-- START Stored rows --
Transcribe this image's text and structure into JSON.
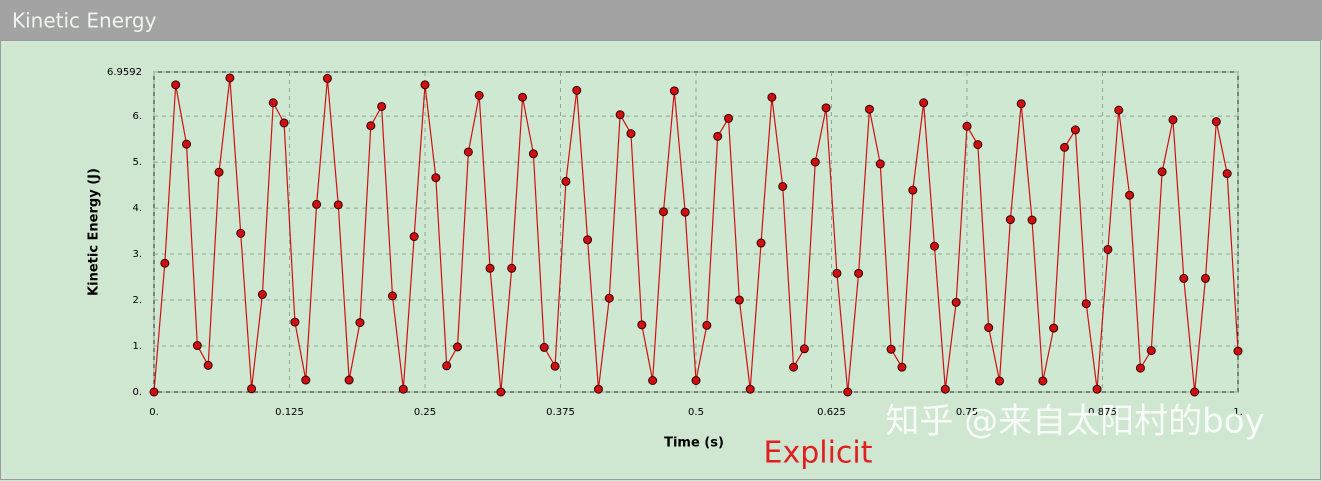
{
  "chart_data": {
    "type": "line",
    "title": "Kinetic Energy",
    "xlabel": "Time (s)",
    "ylabel": "Kinetic Energy (J)",
    "annotation": "Explicit",
    "watermark": "知乎 @来自太阳村的boy",
    "color": "#d01010",
    "grid": true,
    "x": [
      0,
      0.01,
      0.02,
      0.03,
      0.04,
      0.05,
      0.06,
      0.07,
      0.08,
      0.09,
      0.1,
      0.11,
      0.12,
      0.13,
      0.14,
      0.15,
      0.16,
      0.17,
      0.18,
      0.19,
      0.2,
      0.21,
      0.22,
      0.23,
      0.24,
      0.25,
      0.26,
      0.27,
      0.28,
      0.29,
      0.3,
      0.31,
      0.32,
      0.33,
      0.34,
      0.35,
      0.36,
      0.37,
      0.38,
      0.39,
      0.4,
      0.41,
      0.42,
      0.43,
      0.44,
      0.45,
      0.46,
      0.47,
      0.48,
      0.49,
      0.5,
      0.51,
      0.52,
      0.53,
      0.54,
      0.55,
      0.56,
      0.57,
      0.58,
      0.59,
      0.6,
      0.61,
      0.62,
      0.63,
      0.64,
      0.65,
      0.66,
      0.67,
      0.68,
      0.69,
      0.7,
      0.71,
      0.72,
      0.73,
      0.74,
      0.75,
      0.76,
      0.77,
      0.78,
      0.79,
      0.8,
      0.81,
      0.82,
      0.83,
      0.84,
      0.85,
      0.86,
      0.87,
      0.88,
      0.89,
      0.9,
      0.91,
      0.92,
      0.93,
      0.94,
      0.95,
      0.96,
      0.97,
      0.98,
      0.99,
      1
    ],
    "values": [
      0,
      2.8,
      6.68,
      5.39,
      1.01,
      0.58,
      4.78,
      6.83,
      3.45,
      0.07,
      2.12,
      6.29,
      5.85,
      1.52,
      0.26,
      4.08,
      6.82,
      4.07,
      0.26,
      1.51,
      5.79,
      6.21,
      2.09,
      0.06,
      3.38,
      6.68,
      4.66,
      0.57,
      0.98,
      5.22,
      6.45,
      2.69,
      0,
      2.69,
      6.41,
      5.18,
      0.97,
      0.56,
      4.58,
      6.56,
      3.31,
      0.06,
      2.04,
      6.03,
      5.62,
      1.46,
      0.25,
      3.92,
      6.55,
      3.91,
      0.25,
      1.45,
      5.56,
      5.95,
      2.0,
      0.06,
      3.24,
      6.41,
      4.47,
      0.54,
      0.94,
      5.0,
      6.18,
      2.58,
      0,
      2.58,
      6.15,
      4.96,
      0.93,
      0.54,
      4.39,
      6.29,
      3.17,
      0.06,
      1.95,
      5.78,
      5.38,
      1.4,
      0.24,
      3.75,
      6.27,
      3.74,
      0.24,
      1.39,
      5.32,
      5.7,
      1.92,
      0.06,
      3.1,
      6.13,
      4.28,
      0.52,
      0.9,
      4.79,
      5.92,
      2.47,
      0,
      2.47,
      5.88,
      4.75,
      0.89
    ],
    "xlim": [
      0,
      1
    ],
    "xticks": [
      {
        "value": 0,
        "label": "0."
      },
      0.125,
      0.25,
      0.375,
      0.5,
      0.625,
      0.75,
      0.875,
      {
        "value": 1,
        "label": "1."
      }
    ],
    "ylim": [
      0,
      6.9592
    ],
    "yticks": [
      {
        "value": 0,
        "label": "0."
      },
      {
        "value": 1,
        "label": "1."
      },
      {
        "value": 2,
        "label": "2."
      },
      {
        "value": 3,
        "label": "3."
      },
      {
        "value": 4,
        "label": "4."
      },
      {
        "value": 5,
        "label": "5."
      },
      {
        "value": 6,
        "label": "6."
      },
      6.9592
    ]
  }
}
-- END Stored rows --
• What you are asked to do
Where a line of the records above holds the word "Energy", copy that line.

• Worked solution
    "title": "Kinetic Energy",
    "ylabel": "Kinetic Energy (J)",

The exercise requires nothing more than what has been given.